Begin

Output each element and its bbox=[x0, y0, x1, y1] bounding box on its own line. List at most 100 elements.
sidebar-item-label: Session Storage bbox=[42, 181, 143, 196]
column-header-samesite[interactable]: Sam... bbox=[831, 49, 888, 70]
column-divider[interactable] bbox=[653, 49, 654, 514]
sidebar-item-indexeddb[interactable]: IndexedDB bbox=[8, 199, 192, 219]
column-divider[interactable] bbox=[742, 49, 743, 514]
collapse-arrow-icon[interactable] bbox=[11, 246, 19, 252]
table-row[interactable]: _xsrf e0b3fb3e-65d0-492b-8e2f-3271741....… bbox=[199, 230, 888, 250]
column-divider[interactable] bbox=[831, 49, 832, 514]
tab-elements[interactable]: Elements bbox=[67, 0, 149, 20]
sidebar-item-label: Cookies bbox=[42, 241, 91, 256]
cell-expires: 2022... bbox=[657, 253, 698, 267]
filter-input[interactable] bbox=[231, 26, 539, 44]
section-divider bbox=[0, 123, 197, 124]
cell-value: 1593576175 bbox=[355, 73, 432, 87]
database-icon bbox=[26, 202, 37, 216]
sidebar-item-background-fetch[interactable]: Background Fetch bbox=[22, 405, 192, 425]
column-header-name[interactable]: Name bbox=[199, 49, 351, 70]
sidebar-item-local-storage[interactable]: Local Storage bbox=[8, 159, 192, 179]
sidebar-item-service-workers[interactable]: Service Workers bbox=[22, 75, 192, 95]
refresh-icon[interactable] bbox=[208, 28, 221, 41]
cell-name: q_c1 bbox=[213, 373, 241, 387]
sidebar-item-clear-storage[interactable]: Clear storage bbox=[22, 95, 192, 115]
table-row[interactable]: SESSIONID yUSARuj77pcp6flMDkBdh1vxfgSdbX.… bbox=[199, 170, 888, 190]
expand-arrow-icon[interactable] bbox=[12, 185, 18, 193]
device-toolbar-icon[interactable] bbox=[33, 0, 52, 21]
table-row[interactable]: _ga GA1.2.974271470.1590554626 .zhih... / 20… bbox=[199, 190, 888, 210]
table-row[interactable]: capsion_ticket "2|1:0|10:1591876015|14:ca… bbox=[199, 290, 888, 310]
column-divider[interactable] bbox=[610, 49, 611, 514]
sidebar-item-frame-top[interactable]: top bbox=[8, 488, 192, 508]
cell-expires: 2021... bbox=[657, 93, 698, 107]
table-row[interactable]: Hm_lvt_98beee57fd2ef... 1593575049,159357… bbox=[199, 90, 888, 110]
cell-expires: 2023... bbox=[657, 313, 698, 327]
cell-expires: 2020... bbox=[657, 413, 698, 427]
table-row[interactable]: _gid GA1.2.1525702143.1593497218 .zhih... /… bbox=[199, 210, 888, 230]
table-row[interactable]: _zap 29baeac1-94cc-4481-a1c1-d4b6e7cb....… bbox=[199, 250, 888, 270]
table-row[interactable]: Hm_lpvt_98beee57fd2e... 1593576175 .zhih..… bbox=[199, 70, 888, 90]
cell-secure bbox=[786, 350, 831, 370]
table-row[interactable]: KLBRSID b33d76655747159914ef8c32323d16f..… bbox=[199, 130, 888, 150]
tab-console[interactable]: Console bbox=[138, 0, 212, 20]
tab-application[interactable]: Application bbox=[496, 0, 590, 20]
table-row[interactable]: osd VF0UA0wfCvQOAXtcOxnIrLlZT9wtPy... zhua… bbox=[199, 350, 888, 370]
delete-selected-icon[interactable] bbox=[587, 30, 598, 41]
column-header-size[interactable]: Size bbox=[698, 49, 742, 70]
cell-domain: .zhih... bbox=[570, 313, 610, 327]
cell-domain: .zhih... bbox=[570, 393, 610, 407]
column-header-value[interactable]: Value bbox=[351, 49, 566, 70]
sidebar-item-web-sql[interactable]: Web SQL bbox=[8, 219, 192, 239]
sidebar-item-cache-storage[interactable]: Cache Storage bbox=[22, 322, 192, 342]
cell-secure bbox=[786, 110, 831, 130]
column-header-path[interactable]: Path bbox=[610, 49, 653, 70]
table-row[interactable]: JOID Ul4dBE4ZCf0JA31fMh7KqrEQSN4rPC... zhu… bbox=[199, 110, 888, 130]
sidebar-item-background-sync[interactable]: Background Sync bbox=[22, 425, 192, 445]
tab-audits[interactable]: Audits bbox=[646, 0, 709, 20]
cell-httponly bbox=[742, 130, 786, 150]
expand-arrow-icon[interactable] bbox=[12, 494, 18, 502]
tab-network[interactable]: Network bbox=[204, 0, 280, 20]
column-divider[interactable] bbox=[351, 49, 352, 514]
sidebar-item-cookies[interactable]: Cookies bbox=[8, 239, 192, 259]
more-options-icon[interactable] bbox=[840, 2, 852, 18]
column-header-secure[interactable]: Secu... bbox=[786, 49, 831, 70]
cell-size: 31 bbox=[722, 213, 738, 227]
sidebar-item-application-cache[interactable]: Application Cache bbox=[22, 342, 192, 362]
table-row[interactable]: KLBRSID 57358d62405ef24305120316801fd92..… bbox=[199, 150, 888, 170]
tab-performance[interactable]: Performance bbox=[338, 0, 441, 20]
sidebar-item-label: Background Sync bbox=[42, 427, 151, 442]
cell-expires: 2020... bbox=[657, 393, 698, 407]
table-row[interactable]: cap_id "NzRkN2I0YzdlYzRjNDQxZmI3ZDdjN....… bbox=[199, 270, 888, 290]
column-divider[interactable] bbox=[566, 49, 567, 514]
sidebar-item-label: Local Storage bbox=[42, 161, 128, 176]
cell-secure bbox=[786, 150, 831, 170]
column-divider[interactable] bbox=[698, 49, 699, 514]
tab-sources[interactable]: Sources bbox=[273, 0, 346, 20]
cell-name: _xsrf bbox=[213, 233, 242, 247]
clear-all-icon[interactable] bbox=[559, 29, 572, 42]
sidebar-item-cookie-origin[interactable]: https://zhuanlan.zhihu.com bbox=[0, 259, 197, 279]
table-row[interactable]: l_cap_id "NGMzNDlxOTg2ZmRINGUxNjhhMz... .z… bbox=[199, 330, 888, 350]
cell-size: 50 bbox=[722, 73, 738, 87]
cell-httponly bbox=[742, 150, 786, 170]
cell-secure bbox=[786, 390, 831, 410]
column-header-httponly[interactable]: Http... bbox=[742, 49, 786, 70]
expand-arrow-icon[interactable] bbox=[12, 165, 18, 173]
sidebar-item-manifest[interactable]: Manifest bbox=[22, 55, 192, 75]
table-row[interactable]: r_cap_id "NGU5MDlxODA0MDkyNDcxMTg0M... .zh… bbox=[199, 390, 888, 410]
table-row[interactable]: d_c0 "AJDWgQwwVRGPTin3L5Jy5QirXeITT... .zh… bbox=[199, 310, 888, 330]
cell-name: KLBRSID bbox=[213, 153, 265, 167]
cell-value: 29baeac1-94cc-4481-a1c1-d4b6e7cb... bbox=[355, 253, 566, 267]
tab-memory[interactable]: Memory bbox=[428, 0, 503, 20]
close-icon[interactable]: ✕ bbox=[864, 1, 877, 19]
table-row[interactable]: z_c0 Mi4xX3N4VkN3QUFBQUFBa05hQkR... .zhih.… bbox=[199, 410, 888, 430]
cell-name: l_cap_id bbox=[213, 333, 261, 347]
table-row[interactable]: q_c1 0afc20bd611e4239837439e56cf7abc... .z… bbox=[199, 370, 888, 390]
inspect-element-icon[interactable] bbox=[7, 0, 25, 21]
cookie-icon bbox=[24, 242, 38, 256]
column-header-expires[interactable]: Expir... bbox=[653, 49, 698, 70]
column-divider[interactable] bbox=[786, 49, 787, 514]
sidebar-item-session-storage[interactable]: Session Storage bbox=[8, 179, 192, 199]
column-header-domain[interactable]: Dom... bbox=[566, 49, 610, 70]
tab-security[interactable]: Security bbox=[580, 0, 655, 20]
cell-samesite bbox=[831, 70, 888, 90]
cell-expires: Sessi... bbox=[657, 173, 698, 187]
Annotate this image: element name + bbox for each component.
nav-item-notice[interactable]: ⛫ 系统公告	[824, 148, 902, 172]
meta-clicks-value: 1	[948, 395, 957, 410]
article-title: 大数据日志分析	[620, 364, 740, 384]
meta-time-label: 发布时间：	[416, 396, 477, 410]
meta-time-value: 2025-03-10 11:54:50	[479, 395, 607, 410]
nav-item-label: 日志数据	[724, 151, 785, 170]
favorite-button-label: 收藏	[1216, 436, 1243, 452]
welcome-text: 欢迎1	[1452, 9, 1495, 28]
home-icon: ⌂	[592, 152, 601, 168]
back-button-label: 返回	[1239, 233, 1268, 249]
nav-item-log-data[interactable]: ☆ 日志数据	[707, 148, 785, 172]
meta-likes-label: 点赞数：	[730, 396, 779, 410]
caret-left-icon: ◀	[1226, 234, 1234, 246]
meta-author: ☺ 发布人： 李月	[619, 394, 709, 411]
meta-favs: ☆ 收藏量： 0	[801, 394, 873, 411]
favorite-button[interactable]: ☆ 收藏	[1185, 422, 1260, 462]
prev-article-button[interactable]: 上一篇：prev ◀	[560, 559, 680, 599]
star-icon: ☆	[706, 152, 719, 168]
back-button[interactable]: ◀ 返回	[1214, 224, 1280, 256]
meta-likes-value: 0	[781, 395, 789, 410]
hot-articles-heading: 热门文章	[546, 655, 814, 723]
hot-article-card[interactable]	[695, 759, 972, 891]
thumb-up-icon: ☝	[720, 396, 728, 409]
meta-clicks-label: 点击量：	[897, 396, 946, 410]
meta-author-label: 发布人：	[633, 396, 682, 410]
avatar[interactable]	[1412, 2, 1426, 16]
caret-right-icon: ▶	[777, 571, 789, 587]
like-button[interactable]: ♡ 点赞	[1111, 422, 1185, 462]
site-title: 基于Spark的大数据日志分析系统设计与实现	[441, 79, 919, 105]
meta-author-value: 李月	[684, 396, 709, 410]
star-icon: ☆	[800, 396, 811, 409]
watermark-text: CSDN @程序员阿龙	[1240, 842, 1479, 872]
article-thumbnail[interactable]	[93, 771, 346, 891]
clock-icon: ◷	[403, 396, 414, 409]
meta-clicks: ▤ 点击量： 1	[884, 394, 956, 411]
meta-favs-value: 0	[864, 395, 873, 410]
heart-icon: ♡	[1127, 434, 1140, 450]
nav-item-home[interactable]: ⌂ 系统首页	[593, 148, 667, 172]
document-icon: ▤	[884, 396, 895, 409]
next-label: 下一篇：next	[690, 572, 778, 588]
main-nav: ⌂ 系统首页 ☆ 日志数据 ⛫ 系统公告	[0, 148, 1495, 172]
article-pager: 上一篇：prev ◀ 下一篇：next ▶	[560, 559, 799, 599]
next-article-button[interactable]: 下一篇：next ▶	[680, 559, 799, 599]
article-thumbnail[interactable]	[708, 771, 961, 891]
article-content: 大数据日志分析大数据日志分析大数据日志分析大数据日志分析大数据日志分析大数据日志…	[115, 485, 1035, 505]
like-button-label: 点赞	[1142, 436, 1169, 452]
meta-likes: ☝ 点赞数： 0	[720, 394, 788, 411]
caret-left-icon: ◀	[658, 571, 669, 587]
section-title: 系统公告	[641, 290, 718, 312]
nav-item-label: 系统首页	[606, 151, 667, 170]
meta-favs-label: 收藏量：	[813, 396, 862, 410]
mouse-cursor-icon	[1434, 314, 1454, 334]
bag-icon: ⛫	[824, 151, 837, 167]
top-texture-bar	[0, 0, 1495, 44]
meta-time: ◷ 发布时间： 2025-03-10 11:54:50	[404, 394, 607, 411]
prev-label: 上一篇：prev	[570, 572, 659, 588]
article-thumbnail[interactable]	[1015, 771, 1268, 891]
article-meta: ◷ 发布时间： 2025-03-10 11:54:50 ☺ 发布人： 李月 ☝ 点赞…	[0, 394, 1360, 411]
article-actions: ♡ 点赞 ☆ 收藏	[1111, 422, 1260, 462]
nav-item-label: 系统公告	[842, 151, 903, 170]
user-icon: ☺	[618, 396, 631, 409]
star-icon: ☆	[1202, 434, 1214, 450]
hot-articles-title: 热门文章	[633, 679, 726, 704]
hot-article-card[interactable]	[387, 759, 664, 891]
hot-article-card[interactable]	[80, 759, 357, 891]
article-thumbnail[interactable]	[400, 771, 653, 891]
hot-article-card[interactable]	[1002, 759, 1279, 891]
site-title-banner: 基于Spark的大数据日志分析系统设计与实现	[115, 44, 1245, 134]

End

In the rows from the very first line through the line containing "199, 192, 219]", swap "Session Storage" for "Local Storage" and reproduce only those lines, with everything else unchanged.

Output each element and its bbox=[x0, y0, x1, y1] bounding box on its own line. List at most 100 elements.
sidebar-item-label: Local Storage bbox=[42, 181, 143, 196]
column-header-samesite[interactable]: Sam... bbox=[831, 49, 888, 70]
column-divider[interactable] bbox=[653, 49, 654, 514]
sidebar-item-indexeddb[interactable]: IndexedDB bbox=[8, 199, 192, 219]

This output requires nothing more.